___ Passage shown
Parasite Problems in Your Family Cat
By Toy Dog Puppies in Massachusetts
When your family feline has parasites, just remember that it bears no reflection necessarily on your own hygiene habits. You can maintain a super clean home. You can wash and groom your pet regularly. You can treat them for fleas and ticks. However, chances are that your cat will still get some type of parasite. Parasites in your family cat are embodied in both external and internal forms. Externally, fleas and ticks are the most common parasites and are usually treated regularly. However, other external parasites include ear mites and lice. Internal parasites are primarily in the form of a worm. And unfortunately for cats, these worms come in a variety of shapes and sizes as well as bring a number of different health issues too.
To understand the possible forms of parasites that might inhabit your cat’s body, let’s get a little more in-depth about the most common parasites that were previously listed above:
Fleas – These pesky critters are perhaps the most well known parasite of them all. And because adult fleas can reproduce thousands upon thousands of young, this makes a flea infestation hard to control. In cats, fleas can be particularly bothersome. They bite cats to obtain a meal of blood and the saliva the flea produces and injects into the cat can cause severe skin allergies. When the cats scratch, this action irritates and sometimes breaks the skin causing scabs.
Ticks – These blood suckers are also a widely know external parasite. They live for blood and need it in order to lays eggs so that even more ticks can hatch. Ticks are mostly commonly found in heavily wooded areas as well as fields of grass. They will latch onto the tops of blades of grass or weeds, just waiting for the next available warm body to latch onto. Ticks carry several diseases like Lymes disease and Rocky Mountain spotted fever. More common in cats however are various conditions like Cytauxzoon and Ehrlichia. The Cytauxzoon is a protozoan that causes such symptoms as fever, anemia and lack of appetite. This condition is usually fatal.
Ear mites and lice – Ear mites are tiny little crab-like creatures that live in the ear canal and nibble on ear secretions and other tissue in the ear. This critter is common and easily treated. The most obvious signs of an ear mite problem include head shaking, ear scratching and dark grainy discharge from the ears. Lice cause a similar reaction in cats as they do in humans. The poor cats scratch a lot and they tend to lose some fur or have a dull coat. Luckily, lice are easily treated with topical shampoos.
Worms – These internal parasites come in a variety of shapes, sizes and names. The most common internal parasites are the roundworm and tapeworm. These can be seen in the cat’s feces without the aid of a microscope if the animal is indeed infected. Roundworms can be transmitted via a mother’s milk or while still inside the mother’s womb. These worms look like spaghetti noodles. The tapeworm can be transmitted via flea larvae, especially if ingested. This worm looks flat and segmented. When veterinarians test your cat’s fecal matter, the tapeworm is the least likely to be detected.
Other worms that can inhabit your cat’s body include the hookworm and the whipworm. The hookworm is small and skinny with a hook-like end that can easily latch onto the lining of the intestine. It loves blood and will latch on for a filling meal. Signs of poor appetite, weight loss and anemia are often indicators of the hookworm. The whipworm gets its name from its shape and their eggs are usually ingested by contaminated food or water or when your cat nibbles on another animal’s droppings.
It is important that your cat’s feces be tested for worms by your veterinarian at each check-up. And if your family feline is exhibiting any abnormal behavior, chances are, an infestation of worms could be the culprit. Knowing exactly which parasitic worm is the problem will also help greatly in the treatment and deworming process because not every worm medication will treat every parasitic worm. The best way to prevent parasite invaders is to take precautions. Wash frequently and note any unusual behaviors in your cat. Treat them regularly for fleas and ticks. Make deworming a part of your normal routine in maintaining your cat’s health.
______
■ Task to complete ■
Write out the stretch of the cat parasite text from "To understand the" through "skin causing scabs.", substituting "pests" for "critters".
___ Dataset
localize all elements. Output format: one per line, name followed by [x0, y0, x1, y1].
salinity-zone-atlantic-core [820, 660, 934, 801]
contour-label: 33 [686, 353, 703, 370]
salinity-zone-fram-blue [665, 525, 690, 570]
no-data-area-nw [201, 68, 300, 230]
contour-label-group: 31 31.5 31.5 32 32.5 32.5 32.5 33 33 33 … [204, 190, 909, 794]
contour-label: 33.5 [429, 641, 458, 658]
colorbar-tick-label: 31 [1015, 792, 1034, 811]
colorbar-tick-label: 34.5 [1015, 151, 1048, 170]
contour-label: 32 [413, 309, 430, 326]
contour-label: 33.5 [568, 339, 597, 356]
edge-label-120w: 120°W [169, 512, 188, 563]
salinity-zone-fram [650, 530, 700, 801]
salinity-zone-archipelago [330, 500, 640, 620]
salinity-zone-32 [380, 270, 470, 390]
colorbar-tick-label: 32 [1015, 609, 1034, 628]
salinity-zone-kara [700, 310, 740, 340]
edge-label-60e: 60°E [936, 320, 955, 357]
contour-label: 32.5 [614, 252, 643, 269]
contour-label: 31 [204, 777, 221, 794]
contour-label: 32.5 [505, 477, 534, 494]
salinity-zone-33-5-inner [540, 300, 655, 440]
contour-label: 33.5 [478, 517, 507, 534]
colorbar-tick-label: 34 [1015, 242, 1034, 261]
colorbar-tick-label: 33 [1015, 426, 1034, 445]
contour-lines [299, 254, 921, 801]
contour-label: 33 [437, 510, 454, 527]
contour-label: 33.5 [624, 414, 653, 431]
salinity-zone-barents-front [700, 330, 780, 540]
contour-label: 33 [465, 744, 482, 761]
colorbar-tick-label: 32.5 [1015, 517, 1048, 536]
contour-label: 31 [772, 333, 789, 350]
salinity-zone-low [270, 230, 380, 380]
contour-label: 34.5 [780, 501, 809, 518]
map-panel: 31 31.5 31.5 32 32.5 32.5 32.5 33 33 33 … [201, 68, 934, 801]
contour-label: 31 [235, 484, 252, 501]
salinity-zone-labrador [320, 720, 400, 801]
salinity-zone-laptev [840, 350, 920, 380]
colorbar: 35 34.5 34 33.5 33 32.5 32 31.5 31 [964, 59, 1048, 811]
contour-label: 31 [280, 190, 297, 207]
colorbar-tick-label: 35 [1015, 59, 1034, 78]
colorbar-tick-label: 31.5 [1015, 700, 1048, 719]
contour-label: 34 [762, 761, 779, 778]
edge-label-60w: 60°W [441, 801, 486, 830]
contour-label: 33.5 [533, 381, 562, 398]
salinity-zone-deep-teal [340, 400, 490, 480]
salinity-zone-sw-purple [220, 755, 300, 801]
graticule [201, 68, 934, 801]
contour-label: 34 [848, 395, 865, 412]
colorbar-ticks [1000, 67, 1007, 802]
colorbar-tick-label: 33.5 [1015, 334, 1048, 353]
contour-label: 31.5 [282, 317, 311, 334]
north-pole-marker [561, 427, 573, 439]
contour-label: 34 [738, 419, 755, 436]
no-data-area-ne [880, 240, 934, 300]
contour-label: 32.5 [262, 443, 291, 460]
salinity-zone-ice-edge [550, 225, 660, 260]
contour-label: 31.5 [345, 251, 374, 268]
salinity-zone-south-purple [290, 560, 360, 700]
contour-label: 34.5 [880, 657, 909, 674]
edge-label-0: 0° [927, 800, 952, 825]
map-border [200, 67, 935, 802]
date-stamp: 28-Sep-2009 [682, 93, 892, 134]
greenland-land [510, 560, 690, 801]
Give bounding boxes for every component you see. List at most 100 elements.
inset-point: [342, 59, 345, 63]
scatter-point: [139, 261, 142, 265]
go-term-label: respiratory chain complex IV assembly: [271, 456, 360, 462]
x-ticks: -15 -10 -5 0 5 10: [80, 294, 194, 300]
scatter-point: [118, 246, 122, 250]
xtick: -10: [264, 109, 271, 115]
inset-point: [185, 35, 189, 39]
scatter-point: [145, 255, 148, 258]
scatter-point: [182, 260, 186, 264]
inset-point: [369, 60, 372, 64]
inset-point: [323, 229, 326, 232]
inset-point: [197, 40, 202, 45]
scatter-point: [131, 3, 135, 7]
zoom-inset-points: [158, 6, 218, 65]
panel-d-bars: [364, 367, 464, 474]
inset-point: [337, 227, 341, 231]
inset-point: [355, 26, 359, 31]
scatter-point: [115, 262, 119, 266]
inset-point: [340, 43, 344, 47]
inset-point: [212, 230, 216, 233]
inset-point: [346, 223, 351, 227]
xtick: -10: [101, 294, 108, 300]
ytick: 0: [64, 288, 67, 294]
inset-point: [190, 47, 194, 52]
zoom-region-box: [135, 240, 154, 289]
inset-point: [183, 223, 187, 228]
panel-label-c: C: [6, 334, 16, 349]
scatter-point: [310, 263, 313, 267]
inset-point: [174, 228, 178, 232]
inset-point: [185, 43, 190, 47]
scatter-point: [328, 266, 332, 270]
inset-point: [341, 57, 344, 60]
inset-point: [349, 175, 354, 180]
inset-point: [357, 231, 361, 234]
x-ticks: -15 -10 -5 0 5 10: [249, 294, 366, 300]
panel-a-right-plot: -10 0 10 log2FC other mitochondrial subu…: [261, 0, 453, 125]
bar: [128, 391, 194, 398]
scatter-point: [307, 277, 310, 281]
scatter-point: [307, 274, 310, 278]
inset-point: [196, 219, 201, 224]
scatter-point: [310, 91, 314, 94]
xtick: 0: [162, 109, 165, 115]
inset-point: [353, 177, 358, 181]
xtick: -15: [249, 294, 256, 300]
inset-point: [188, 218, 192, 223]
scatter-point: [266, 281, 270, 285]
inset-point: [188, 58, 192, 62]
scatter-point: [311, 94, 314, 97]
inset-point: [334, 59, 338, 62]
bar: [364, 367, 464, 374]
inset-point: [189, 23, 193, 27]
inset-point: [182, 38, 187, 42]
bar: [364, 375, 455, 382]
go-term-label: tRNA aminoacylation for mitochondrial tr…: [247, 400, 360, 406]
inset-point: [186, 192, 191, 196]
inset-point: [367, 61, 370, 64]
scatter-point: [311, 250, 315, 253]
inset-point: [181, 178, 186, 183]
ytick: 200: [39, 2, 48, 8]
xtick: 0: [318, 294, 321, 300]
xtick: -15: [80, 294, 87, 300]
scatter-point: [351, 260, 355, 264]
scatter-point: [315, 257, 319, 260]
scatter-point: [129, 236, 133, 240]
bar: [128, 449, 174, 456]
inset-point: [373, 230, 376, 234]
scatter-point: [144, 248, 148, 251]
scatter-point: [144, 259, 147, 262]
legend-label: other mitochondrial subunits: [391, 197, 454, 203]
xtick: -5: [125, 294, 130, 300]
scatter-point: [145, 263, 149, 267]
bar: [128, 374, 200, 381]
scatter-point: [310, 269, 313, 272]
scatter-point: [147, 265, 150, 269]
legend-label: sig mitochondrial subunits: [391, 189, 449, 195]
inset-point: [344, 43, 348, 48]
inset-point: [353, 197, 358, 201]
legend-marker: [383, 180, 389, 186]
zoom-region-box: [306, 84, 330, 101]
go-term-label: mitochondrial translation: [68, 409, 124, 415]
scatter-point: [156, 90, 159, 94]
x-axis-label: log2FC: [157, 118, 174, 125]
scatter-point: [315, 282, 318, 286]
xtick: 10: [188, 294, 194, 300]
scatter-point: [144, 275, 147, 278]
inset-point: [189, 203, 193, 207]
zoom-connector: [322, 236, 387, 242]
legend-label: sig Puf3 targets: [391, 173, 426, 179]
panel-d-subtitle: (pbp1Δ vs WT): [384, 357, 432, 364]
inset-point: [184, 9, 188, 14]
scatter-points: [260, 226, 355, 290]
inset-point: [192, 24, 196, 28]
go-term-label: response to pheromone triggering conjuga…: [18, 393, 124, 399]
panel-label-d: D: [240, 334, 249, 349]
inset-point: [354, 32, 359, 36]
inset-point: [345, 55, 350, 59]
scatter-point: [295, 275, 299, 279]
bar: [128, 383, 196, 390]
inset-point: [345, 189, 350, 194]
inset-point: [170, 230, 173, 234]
______
■ Result for this exercise ■
To understand the possible forms of parasites that might inhabit your cat’s body, let’s get a little more in-depth about the most common parasites that were previously listed above:
Fleas – These pesky pests are perhaps the most well known parasite of them all. And because adult fleas can reproduce thousands upon thousands of young, this makes a flea infestation hard to control. In cats, fleas can be particularly bothersome. They bite cats to obtain a meal of blood and the saliva the flea produces and injects into the cat can cause severe skin allergies. When the cats scratch, this action irritates and sometimes breaks the skin causing scabs.